:: Source data

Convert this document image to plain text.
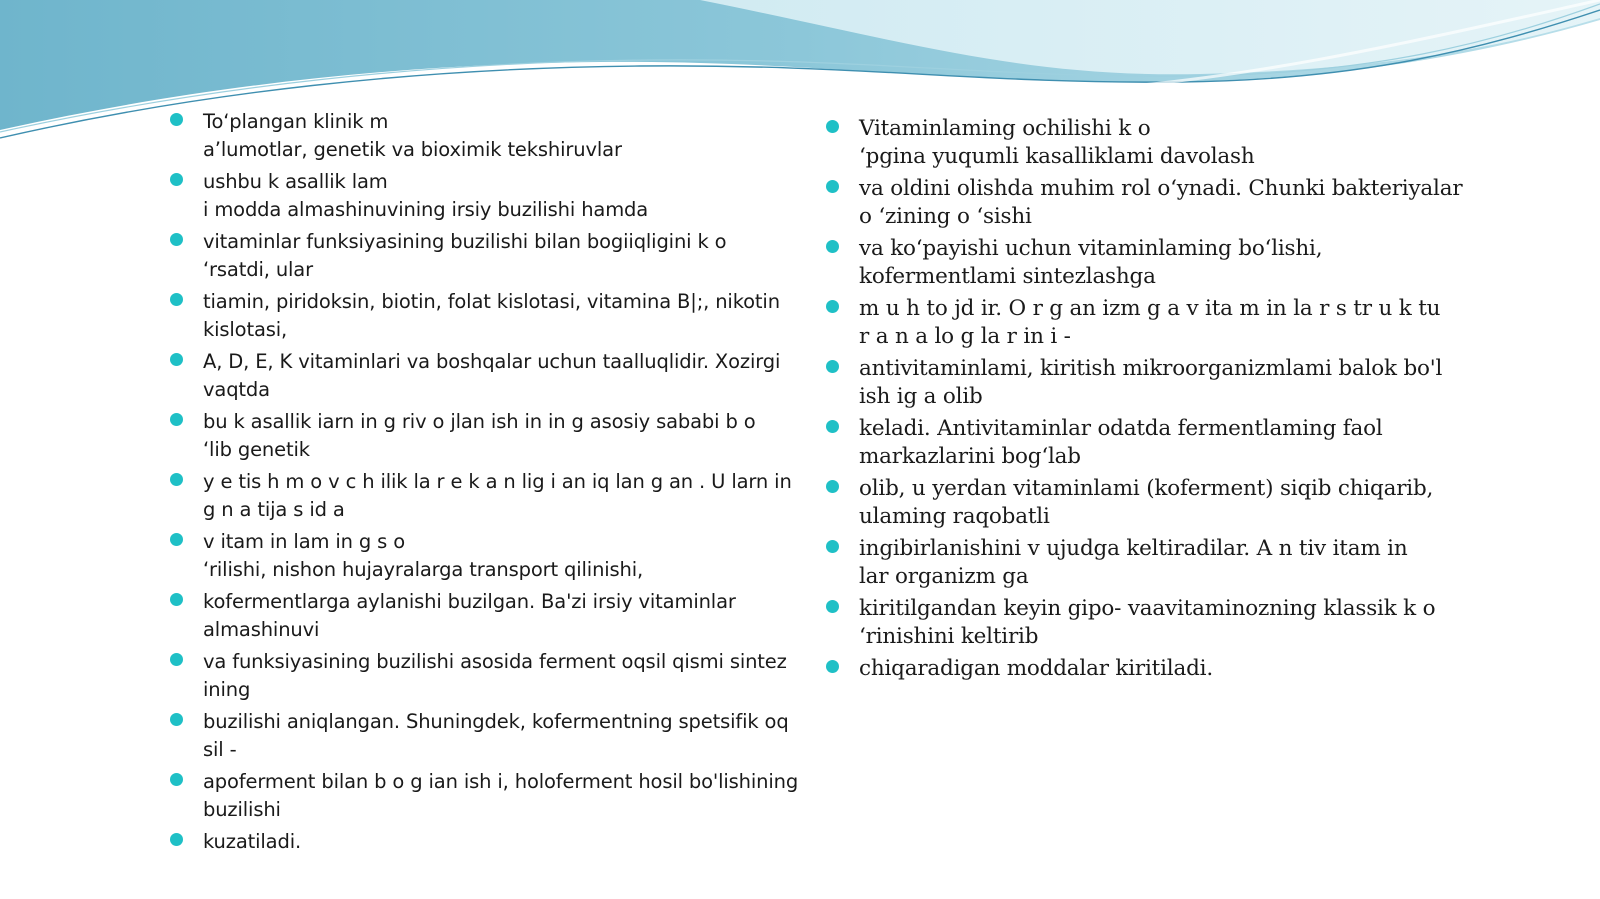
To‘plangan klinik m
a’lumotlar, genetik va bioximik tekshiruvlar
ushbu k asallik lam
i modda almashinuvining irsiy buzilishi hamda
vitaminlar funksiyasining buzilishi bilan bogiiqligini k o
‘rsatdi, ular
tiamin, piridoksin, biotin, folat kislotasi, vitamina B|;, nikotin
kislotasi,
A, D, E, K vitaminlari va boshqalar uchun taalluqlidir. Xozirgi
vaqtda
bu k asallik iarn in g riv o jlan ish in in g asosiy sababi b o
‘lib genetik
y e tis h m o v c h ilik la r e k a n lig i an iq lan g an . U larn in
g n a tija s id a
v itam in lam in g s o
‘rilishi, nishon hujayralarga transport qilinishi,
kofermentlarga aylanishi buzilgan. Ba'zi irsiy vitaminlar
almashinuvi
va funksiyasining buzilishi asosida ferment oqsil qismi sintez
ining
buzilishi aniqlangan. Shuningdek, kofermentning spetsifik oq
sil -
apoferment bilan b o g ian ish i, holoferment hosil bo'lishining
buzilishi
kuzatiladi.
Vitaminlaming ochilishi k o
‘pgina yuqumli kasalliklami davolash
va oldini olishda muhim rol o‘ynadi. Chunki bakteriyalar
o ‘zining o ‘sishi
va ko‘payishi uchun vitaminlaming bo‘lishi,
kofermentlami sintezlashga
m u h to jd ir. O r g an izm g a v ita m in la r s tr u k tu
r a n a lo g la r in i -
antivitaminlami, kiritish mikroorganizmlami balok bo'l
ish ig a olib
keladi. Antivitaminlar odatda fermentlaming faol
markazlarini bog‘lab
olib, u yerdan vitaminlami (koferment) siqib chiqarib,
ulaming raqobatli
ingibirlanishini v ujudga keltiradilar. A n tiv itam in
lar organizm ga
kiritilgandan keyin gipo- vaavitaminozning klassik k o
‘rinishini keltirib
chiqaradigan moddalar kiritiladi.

::::

_What you have to do:_
Reproduce all of the material above word for word. Omit the pictures.

_Solution to the problem:_
Convert this document image to plain text.
To‘plangan klinik m
a’lumotlar, genetik va bioximik tekshiruvlar
ushbu k asallik lam
i modda almashinuvining irsiy buzilishi hamda
vitaminlar funksiyasining buzilishi bilan bogiiqligini k o
‘rsatdi, ular
tiamin, piridoksin, biotin, folat kislotasi, vitamina B|;, nikotin
kislotasi,
A, D, E, K vitaminlari va boshqalar uchun taalluqlidir. Xozirgi
vaqtda
bu k asallik iarn in g riv o jlan ish in in g asosiy sababi b o
‘lib genetik
y e tis h m o v c h ilik la r e k a n lig i an iq lan g an . U larn in
g n a tija s id a
v itam in lam in g s o
‘rilishi, nishon hujayralarga transport qilinishi,
kofermentlarga aylanishi buzilgan. Ba'zi irsiy vitaminlar
almashinuvi
va funksiyasining buzilishi asosida ferment oqsil qismi sintez
ining
buzilishi aniqlangan. Shuningdek, kofermentning spetsifik oq
sil -
apoferment bilan b o g ian ish i, holoferment hosil bo'lishining
buzilishi
kuzatiladi.
Vitaminlaming ochilishi k o
‘pgina yuqumli kasalliklami davolash
va oldini olishda muhim rol o‘ynadi. Chunki bakteriyalar
o ‘zining o ‘sishi
va ko‘payishi uchun vitaminlaming bo‘lishi,
kofermentlami sintezlashga
m u h to jd ir. O r g an izm g a v ita m in la r s tr u k tu
r a n a lo g la r in i -
antivitaminlami, kiritish mikroorganizmlami balok bo'l
ish ig a olib
keladi. Antivitaminlar odatda fermentlaming faol
markazlarini bog‘lab
olib, u yerdan vitaminlami (koferment) siqib chiqarib,
ulaming raqobatli
ingibirlanishini v ujudga keltiradilar. A n tiv itam in
lar organizm ga
kiritilgandan keyin gipo- vaavitaminozning klassik k o
‘rinishini keltirib
chiqaradigan moddalar kiritiladi.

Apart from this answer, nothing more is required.